## What the task requires
Search the entries for the word "Launch" and pull out each line that has it.

## Records supplied

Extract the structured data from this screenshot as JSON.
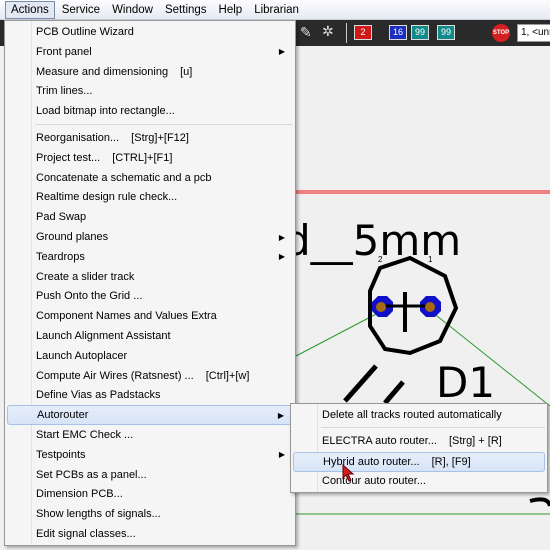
{
  "menubar": [
    "Actions",
    "Service",
    "Window",
    "Settings",
    "Help",
    "Librarian"
  ],
  "toolbar": {
    "badges": [
      {
        "text": "2",
        "color": "#d01818"
      },
      {
        "text": "16",
        "color": "#1a2fc0"
      },
      {
        "text": "99",
        "color": "#138a8a"
      },
      {
        "text": "99",
        "color": "#138a8a"
      }
    ],
    "stop_label": "STOP",
    "layer_select": "1, <unn"
  },
  "canvas": {
    "label_text": "d__5mm",
    "designator": "D1",
    "pads": [
      "2",
      "1"
    ],
    "colors": {
      "pad": "#1010c8",
      "drill": "#a86a10",
      "ratsnest": "#2a9a2a",
      "outline": "#f08080"
    }
  },
  "menu": {
    "items": [
      {
        "label": "PCB Outline Wizard"
      },
      {
        "label": "Front panel",
        "submenu": true
      },
      {
        "label": "Measure and dimensioning",
        "shortcut": "[u]"
      },
      {
        "label": "Trim lines..."
      },
      {
        "label": "Load bitmap into rectangle..."
      },
      {
        "label": "Reorganisation...",
        "shortcut": "[Strg]+[F12]"
      },
      {
        "label": "Project test...",
        "shortcut": "[CTRL]+[F1]"
      },
      {
        "label": "Concatenate a schematic and a pcb"
      },
      {
        "label": "Realtime design rule check..."
      },
      {
        "label": "Pad Swap"
      },
      {
        "label": "Ground planes",
        "submenu": true
      },
      {
        "label": "Teardrops",
        "submenu": true
      },
      {
        "label": "Create a slider track"
      },
      {
        "label": "Push Onto the Grid ..."
      },
      {
        "label": "Component Names and Values Extra"
      },
      {
        "label": "Launch Alignment Assistant"
      },
      {
        "label": "Launch Autoplacer"
      },
      {
        "label": "Compute Air Wires (Ratsnest) ...",
        "shortcut": "[Ctrl]+[w]"
      },
      {
        "label": "Define Vias as Padstacks"
      },
      {
        "label": "Autorouter",
        "submenu": true
      },
      {
        "label": "Start EMC Check ..."
      },
      {
        "label": "Testpoints",
        "submenu": true
      },
      {
        "label": "Set PCBs as a panel..."
      },
      {
        "label": "Dimension PCB..."
      },
      {
        "label": "Show lengths of signals..."
      },
      {
        "label": "Edit signal classes..."
      }
    ]
  },
  "submenu": {
    "items": [
      {
        "label": "Delete all tracks routed automatically"
      },
      {
        "label": "ELECTRA auto router...",
        "shortcut": "[Strg] + [R]"
      },
      {
        "label": "Hybrid auto router...",
        "shortcut": "[R], [F9]"
      },
      {
        "label": "Contour auto router..."
      }
    ]
  }
}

## Answer
        "label": "Launch Alignment Assistant"
        "label": "Launch Autoplacer"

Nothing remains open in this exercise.